**AIM:**
Take the data below and repeat it exactly.

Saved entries
——————

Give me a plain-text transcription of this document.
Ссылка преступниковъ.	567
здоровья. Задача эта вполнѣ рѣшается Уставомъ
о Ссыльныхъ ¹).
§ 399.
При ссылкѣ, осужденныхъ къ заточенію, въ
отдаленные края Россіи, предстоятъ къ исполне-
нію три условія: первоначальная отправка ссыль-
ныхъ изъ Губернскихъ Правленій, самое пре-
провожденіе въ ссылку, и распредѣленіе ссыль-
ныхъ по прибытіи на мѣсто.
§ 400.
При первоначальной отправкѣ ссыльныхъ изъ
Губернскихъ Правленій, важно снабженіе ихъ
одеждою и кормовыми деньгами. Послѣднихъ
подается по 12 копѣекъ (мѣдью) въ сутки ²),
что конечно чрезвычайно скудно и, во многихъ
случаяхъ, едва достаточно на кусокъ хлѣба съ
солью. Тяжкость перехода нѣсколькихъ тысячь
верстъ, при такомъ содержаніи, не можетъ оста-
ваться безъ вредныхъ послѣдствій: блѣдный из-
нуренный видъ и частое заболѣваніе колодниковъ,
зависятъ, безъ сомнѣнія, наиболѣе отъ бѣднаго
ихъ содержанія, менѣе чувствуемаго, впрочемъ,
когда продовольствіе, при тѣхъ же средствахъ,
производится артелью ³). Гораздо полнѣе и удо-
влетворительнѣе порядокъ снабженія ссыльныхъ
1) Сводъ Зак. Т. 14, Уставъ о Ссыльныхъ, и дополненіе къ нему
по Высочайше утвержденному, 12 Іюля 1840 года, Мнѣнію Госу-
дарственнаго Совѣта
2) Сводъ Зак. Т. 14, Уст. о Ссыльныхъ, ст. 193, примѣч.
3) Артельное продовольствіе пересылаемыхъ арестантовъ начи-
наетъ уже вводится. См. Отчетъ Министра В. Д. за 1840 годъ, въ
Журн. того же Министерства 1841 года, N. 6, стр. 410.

——————

**CORRECT ANSWER:**
Give me a plain-text transcription of this document.
Ссылка преступниковъ.	567
здоровья. Задача эта вполнѣ рѣшается Уставомъ
о Ссыльныхъ ¹).
§ 399.
При ссылкѣ, осужденныхъ къ заточенію, въ
отдаленные края Россіи, предстоятъ къ исполне-
нію три условія: первоначальная отправка ссыль-
ныхъ изъ Губернскихъ Правленій, самое пре-
провожденіе въ ссылку, и распредѣленіе ссыль-
ныхъ по прибытіи на мѣсто.
§ 400.
При первоначальной отправкѣ ссыльныхъ изъ
Губернскихъ Правленій, важно снабженіе ихъ
одеждою и кормовыми деньгами. Послѣднихъ
подается по 12 копѣекъ (мѣдью) въ сутки ²),
что конечно чрезвычайно скудно и, во многихъ
случаяхъ, едва достаточно на кусокъ хлѣба съ
солью. Тяжкость перехода нѣсколькихъ тысячь
верстъ, при такомъ содержаніи, не можетъ оста-
ваться безъ вредныхъ послѣдствій: блѣдный из-
нуренный видъ и частое заболѣваніе колодниковъ,
зависятъ, безъ сомнѣнія, наиболѣе отъ бѣднаго
ихъ содержанія, менѣе чувствуемаго, впрочемъ,
когда продовольствіе, при тѣхъ же средствахъ,
производится артелью ³). Гораздо полнѣе и удо-
влетворительнѣе порядокъ снабженія ссыльныхъ
1) Сводъ Зак. Т. 14, Уставъ о Ссыльныхъ, и дополненіе къ нему
по Высочайше утвержденному, 12 Іюля 1840 года, Мнѣнію Госу-
дарственнаго Совѣта
2) Сводъ Зак. Т. 14, Уст. о Ссыльныхъ, ст. 193, примѣч.
3) Артельное продовольствіе пересылаемыхъ арестантовъ начи-
наетъ уже вводится. См. Отчетъ Министра В. Д. за 1840 годъ, въ
Журн. того же Министерства 1841 года, N. 6, стр. 410.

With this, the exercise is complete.